• _DIRECTION_
Starting at the line that holds "Transcribe this image's", restate every line word for word up to and including the last one in the listing below, and omit all pictures.

(Figure content listings)
# # # #

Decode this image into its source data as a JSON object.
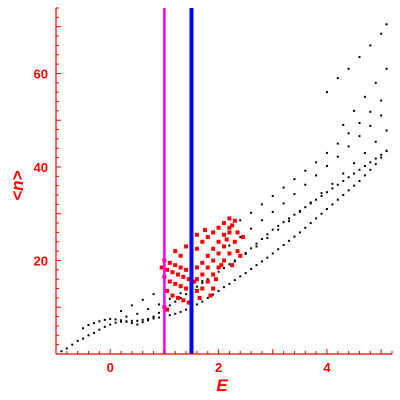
{
  "chart_data": {
    "type": "scatter",
    "title": "",
    "xlabel": "E",
    "ylabel": "<n>",
    "xlim": [
      -1,
      5.2
    ],
    "ylim": [
      0,
      74
    ],
    "x_ticks": [
      0,
      2,
      4
    ],
    "y_ticks": [
      20,
      40,
      60
    ],
    "grid": false,
    "legend": "none",
    "colors": {
      "axis": "#ff0000",
      "black_points": "#000000",
      "red_points": "#ff0000",
      "magenta_line": "#ff00ff",
      "blue_line": "#0000ff"
    },
    "vertical_lines": [
      {
        "x": 1.0,
        "color": "#ff00ff"
      },
      {
        "x": 1.5,
        "color": "#0000ff"
      }
    ],
    "series": [
      {
        "color": "#000000",
        "marker": "small-dot",
        "points": [
          [
            -0.9,
            0.6
          ],
          [
            -0.8,
            1.2
          ],
          [
            -0.7,
            2.0
          ],
          [
            -0.6,
            2.8
          ],
          [
            -0.5,
            3.3
          ],
          [
            -0.4,
            4.0
          ],
          [
            -0.3,
            4.5
          ],
          [
            -0.2,
            5.2
          ],
          [
            -0.1,
            5.8
          ],
          [
            0.0,
            6.3
          ],
          [
            0.1,
            6.7
          ],
          [
            0.2,
            6.9
          ],
          [
            0.3,
            7.0
          ],
          [
            0.4,
            7.1
          ],
          [
            0.5,
            7.1
          ],
          [
            0.6,
            7.3
          ],
          [
            0.7,
            7.5
          ],
          [
            0.8,
            7.6
          ],
          [
            0.9,
            7.8
          ],
          [
            1.0,
            8.0
          ],
          [
            1.1,
            8.3
          ],
          [
            1.2,
            8.6
          ],
          [
            1.3,
            9.0
          ],
          [
            1.4,
            9.5
          ],
          [
            1.5,
            10.0
          ],
          [
            1.6,
            10.6
          ],
          [
            1.7,
            11.2
          ],
          [
            1.8,
            12.0
          ],
          [
            1.9,
            12.7
          ],
          [
            2.0,
            13.5
          ],
          [
            2.1,
            14.3
          ],
          [
            2.2,
            15.0
          ],
          [
            2.3,
            15.8
          ],
          [
            2.4,
            16.6
          ],
          [
            2.5,
            17.3
          ],
          [
            2.6,
            18.2
          ],
          [
            2.7,
            19.0
          ],
          [
            2.8,
            19.8
          ],
          [
            2.9,
            20.6
          ],
          [
            3.0,
            21.5
          ],
          [
            3.1,
            22.4
          ],
          [
            3.2,
            23.3
          ],
          [
            3.3,
            24.2
          ],
          [
            3.4,
            25.1
          ],
          [
            3.5,
            26.0
          ],
          [
            3.6,
            27.0
          ],
          [
            3.7,
            28.0
          ],
          [
            3.8,
            29.0
          ],
          [
            3.9,
            30.0
          ],
          [
            4.0,
            31.0
          ],
          [
            4.1,
            32.0
          ],
          [
            4.2,
            33.0
          ],
          [
            4.3,
            34.0
          ],
          [
            4.4,
            35.0
          ],
          [
            4.5,
            36.0
          ],
          [
            4.6,
            37.0
          ],
          [
            4.7,
            38.2
          ],
          [
            4.8,
            39.4
          ],
          [
            4.9,
            40.6
          ],
          [
            5.0,
            42.0
          ],
          [
            5.1,
            43.5
          ],
          [
            -0.5,
            5.5
          ],
          [
            -0.4,
            6.2
          ],
          [
            -0.3,
            6.6
          ],
          [
            -0.2,
            7.0
          ],
          [
            -0.1,
            7.3
          ],
          [
            0.0,
            7.5
          ],
          [
            0.1,
            7.4
          ],
          [
            0.2,
            7.2
          ],
          [
            0.3,
            6.9
          ],
          [
            0.4,
            6.6
          ],
          [
            0.5,
            6.3
          ],
          [
            0.6,
            6.8
          ],
          [
            0.7,
            7.2
          ],
          [
            0.8,
            8.0
          ],
          [
            0.9,
            8.8
          ],
          [
            1.0,
            9.6
          ],
          [
            1.1,
            10.4
          ],
          [
            1.2,
            11.2
          ],
          [
            1.3,
            12.0
          ],
          [
            1.4,
            12.8
          ],
          [
            1.5,
            13.6
          ],
          [
            1.6,
            14.4
          ],
          [
            1.7,
            15.2
          ],
          [
            1.8,
            16.0
          ],
          [
            1.9,
            16.8
          ],
          [
            2.0,
            17.6
          ],
          [
            2.1,
            18.4
          ],
          [
            2.2,
            19.2
          ],
          [
            2.3,
            20.0
          ],
          [
            2.4,
            20.8
          ],
          [
            2.5,
            21.6
          ],
          [
            2.6,
            22.6
          ],
          [
            2.7,
            23.6
          ],
          [
            2.8,
            24.6
          ],
          [
            2.9,
            25.6
          ],
          [
            3.0,
            26.6
          ],
          [
            3.1,
            27.4
          ],
          [
            3.2,
            28.2
          ],
          [
            3.3,
            29.0
          ],
          [
            3.4,
            29.8
          ],
          [
            3.5,
            30.6
          ],
          [
            3.6,
            31.4
          ],
          [
            3.7,
            32.2
          ],
          [
            3.8,
            33.0
          ],
          [
            3.9,
            33.8
          ],
          [
            4.0,
            34.6
          ],
          [
            4.1,
            35.4
          ],
          [
            4.2,
            36.2
          ],
          [
            4.3,
            37.0
          ],
          [
            4.4,
            37.8
          ],
          [
            4.5,
            38.6
          ],
          [
            4.6,
            39.4
          ],
          [
            4.7,
            40.2
          ],
          [
            4.8,
            41.0
          ],
          [
            4.9,
            41.8
          ],
          [
            5.0,
            42.6
          ],
          [
            5.1,
            43.4
          ],
          [
            0.3,
            8.0
          ],
          [
            0.5,
            8.6
          ],
          [
            0.7,
            9.6
          ],
          [
            0.9,
            10.6
          ],
          [
            1.1,
            11.8
          ],
          [
            1.3,
            13.0
          ],
          [
            1.5,
            14.2
          ],
          [
            1.7,
            15.6
          ],
          [
            1.9,
            17.0
          ],
          [
            2.1,
            18.4
          ],
          [
            2.3,
            19.8
          ],
          [
            2.5,
            21.4
          ],
          [
            2.7,
            23.0
          ],
          [
            2.9,
            24.8
          ],
          [
            3.1,
            26.6
          ],
          [
            3.3,
            28.4
          ],
          [
            3.5,
            30.4
          ],
          [
            3.7,
            32.4
          ],
          [
            3.9,
            34.4
          ],
          [
            4.1,
            36.4
          ],
          [
            4.3,
            38.6
          ],
          [
            4.5,
            40.8
          ],
          [
            4.7,
            43.0
          ],
          [
            4.9,
            45.4
          ],
          [
            5.1,
            47.8
          ],
          [
            0.2,
            9.2
          ],
          [
            0.4,
            10.4
          ],
          [
            0.6,
            11.6
          ],
          [
            0.8,
            12.8
          ],
          [
            1.0,
            14.0
          ],
          [
            2.0,
            21.5
          ],
          [
            2.2,
            23.2
          ],
          [
            2.4,
            25.0
          ],
          [
            2.6,
            26.8
          ],
          [
            2.8,
            28.6
          ],
          [
            3.0,
            30.4
          ],
          [
            3.2,
            32.2
          ],
          [
            3.4,
            34.2
          ],
          [
            3.6,
            36.2
          ],
          [
            3.8,
            38.2
          ],
          [
            4.0,
            40.2
          ],
          [
            4.2,
            42.2
          ],
          [
            4.4,
            44.4
          ],
          [
            4.6,
            46.6
          ],
          [
            4.8,
            48.8
          ],
          [
            5.0,
            51.0
          ],
          [
            2.2,
            27.0
          ],
          [
            2.4,
            28.6
          ],
          [
            2.6,
            30.2
          ],
          [
            2.8,
            32.0
          ],
          [
            3.0,
            33.8
          ],
          [
            3.2,
            35.6
          ],
          [
            3.4,
            37.4
          ],
          [
            3.6,
            39.2
          ],
          [
            3.8,
            41.0
          ],
          [
            4.0,
            43.0
          ],
          [
            4.2,
            45.0
          ],
          [
            4.4,
            47.2
          ],
          [
            4.6,
            49.4
          ],
          [
            4.8,
            51.8
          ],
          [
            5.0,
            54.2
          ],
          [
            4.0,
            56.0
          ],
          [
            4.2,
            59.0
          ],
          [
            4.4,
            61.0
          ],
          [
            4.6,
            63.5
          ],
          [
            4.8,
            66.0
          ],
          [
            5.0,
            68.5
          ],
          [
            5.1,
            70.5
          ],
          [
            4.3,
            49.0
          ],
          [
            4.5,
            52.0
          ],
          [
            4.7,
            55.0
          ],
          [
            4.9,
            58.0
          ],
          [
            5.1,
            61.0
          ]
        ]
      },
      {
        "color": "#ff0000",
        "marker": "square",
        "points": [
          [
            0.95,
            18.5
          ],
          [
            1.05,
            18.0
          ],
          [
            1.15,
            17.5
          ],
          [
            1.25,
            17.0
          ],
          [
            1.35,
            16.5
          ],
          [
            1.45,
            16.0
          ],
          [
            1.55,
            15.5
          ],
          [
            1.6,
            16.0
          ],
          [
            1.7,
            17.0
          ],
          [
            1.8,
            18.5
          ],
          [
            1.9,
            20.0
          ],
          [
            2.0,
            21.5
          ],
          [
            2.1,
            23.0
          ],
          [
            2.15,
            24.5
          ],
          [
            2.2,
            26.0
          ],
          [
            2.25,
            27.5
          ],
          [
            2.3,
            28.5
          ],
          [
            1.0,
            20.0
          ],
          [
            1.1,
            19.5
          ],
          [
            1.2,
            19.0
          ],
          [
            1.3,
            18.5
          ],
          [
            1.4,
            18.0
          ],
          [
            1.5,
            17.5
          ],
          [
            1.6,
            18.5
          ],
          [
            1.7,
            19.5
          ],
          [
            1.8,
            21.0
          ],
          [
            1.9,
            22.5
          ],
          [
            2.0,
            24.0
          ],
          [
            2.1,
            25.5
          ],
          [
            2.2,
            27.0
          ],
          [
            1.0,
            16.5
          ],
          [
            1.1,
            15.5
          ],
          [
            1.2,
            15.0
          ],
          [
            1.3,
            14.5
          ],
          [
            1.4,
            14.0
          ],
          [
            1.5,
            13.5
          ],
          [
            1.6,
            13.5
          ],
          [
            1.7,
            14.0
          ],
          [
            1.8,
            15.5
          ],
          [
            1.9,
            17.0
          ],
          [
            2.0,
            18.5
          ],
          [
            2.1,
            20.0
          ],
          [
            2.2,
            21.5
          ],
          [
            1.05,
            13.5
          ],
          [
            1.15,
            12.5
          ],
          [
            1.25,
            12.0
          ],
          [
            1.35,
            11.5
          ],
          [
            1.45,
            11.0
          ],
          [
            1.0,
            10.0
          ],
          [
            1.05,
            9.5
          ],
          [
            1.5,
            21.5
          ],
          [
            1.6,
            22.5
          ],
          [
            1.7,
            24.0
          ],
          [
            1.8,
            25.0
          ],
          [
            1.9,
            26.0
          ],
          [
            2.0,
            27.0
          ],
          [
            2.1,
            28.0
          ],
          [
            2.2,
            29.0
          ],
          [
            1.3,
            21.0
          ],
          [
            1.2,
            22.0
          ],
          [
            1.4,
            23.0
          ],
          [
            1.6,
            25.5
          ],
          [
            1.75,
            26.5
          ],
          [
            2.05,
            19.0
          ],
          [
            1.95,
            16.0
          ],
          [
            2.25,
            19.0
          ],
          [
            2.3,
            24.0
          ],
          [
            2.35,
            22.0
          ],
          [
            2.4,
            21.0
          ],
          [
            2.35,
            26.0
          ],
          [
            2.45,
            25.0
          ],
          [
            1.85,
            12.5
          ],
          [
            1.65,
            12.0
          ],
          [
            1.9,
            14.0
          ]
        ]
      }
    ]
  }
}
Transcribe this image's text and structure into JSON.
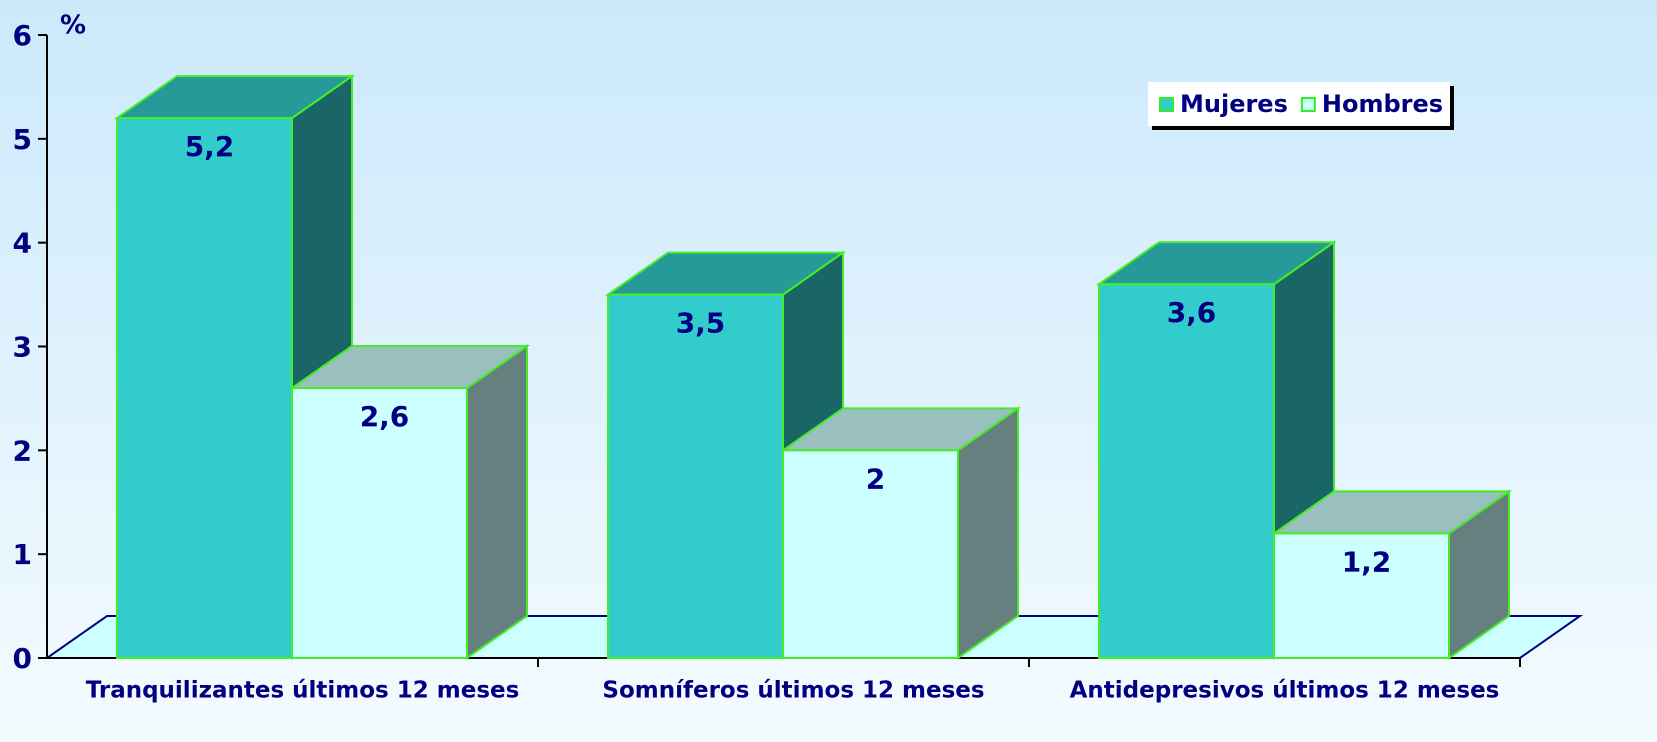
{
  "chart_data": {
    "type": "bar3d",
    "y_unit_label": "%",
    "categories": [
      "Tranquilizantes últimos 12 meses",
      "Somníferos últimos 12 meses",
      "Antidepresivos últimos 12 meses"
    ],
    "series": [
      {
        "name": "Mujeres",
        "color": "#33cccc",
        "values": [
          5.2,
          3.5,
          3.6
        ],
        "value_labels": [
          "5,2",
          "3,5",
          "3,6"
        ]
      },
      {
        "name": "Hombres",
        "color": "#ccffff",
        "values": [
          2.6,
          2,
          1.2
        ],
        "value_labels": [
          "2,6",
          "2",
          "1,2"
        ]
      }
    ],
    "ylim": [
      0,
      6
    ],
    "yticks": [
      0,
      1,
      2,
      3,
      4,
      5,
      6
    ],
    "legend": "top-right"
  }
}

# # # #

• _WRITTEN RESPONSE_
Transcribe this image's text and structure into JSON.
{
  "chart_data": {
    "type": "bar3d",
    "y_unit_label": "%",
    "categories": [
      "Tranquilizantes últimos 12 meses",
      "Somníferos últimos 12 meses",
      "Antidepresivos últimos 12 meses"
    ],
    "series": [
      {
        "name": "Mujeres",
        "color": "#33cccc",
        "values": [
          5.2,
          3.5,
          3.6
        ],
        "value_labels": [
          "5,2",
          "3,5",
          "3,6"
        ]
      },
      {
        "name": "Hombres",
        "color": "#ccffff",
        "values": [
          2.6,
          2,
          1.2
        ],
        "value_labels": [
          "2,6",
          "2",
          "1,2"
        ]
      }
    ],
    "ylim": [
      0,
      6
    ],
    "yticks": [
      0,
      1,
      2,
      3,
      4,
      5,
      6
    ],
    "legend": "top-right"
  }
}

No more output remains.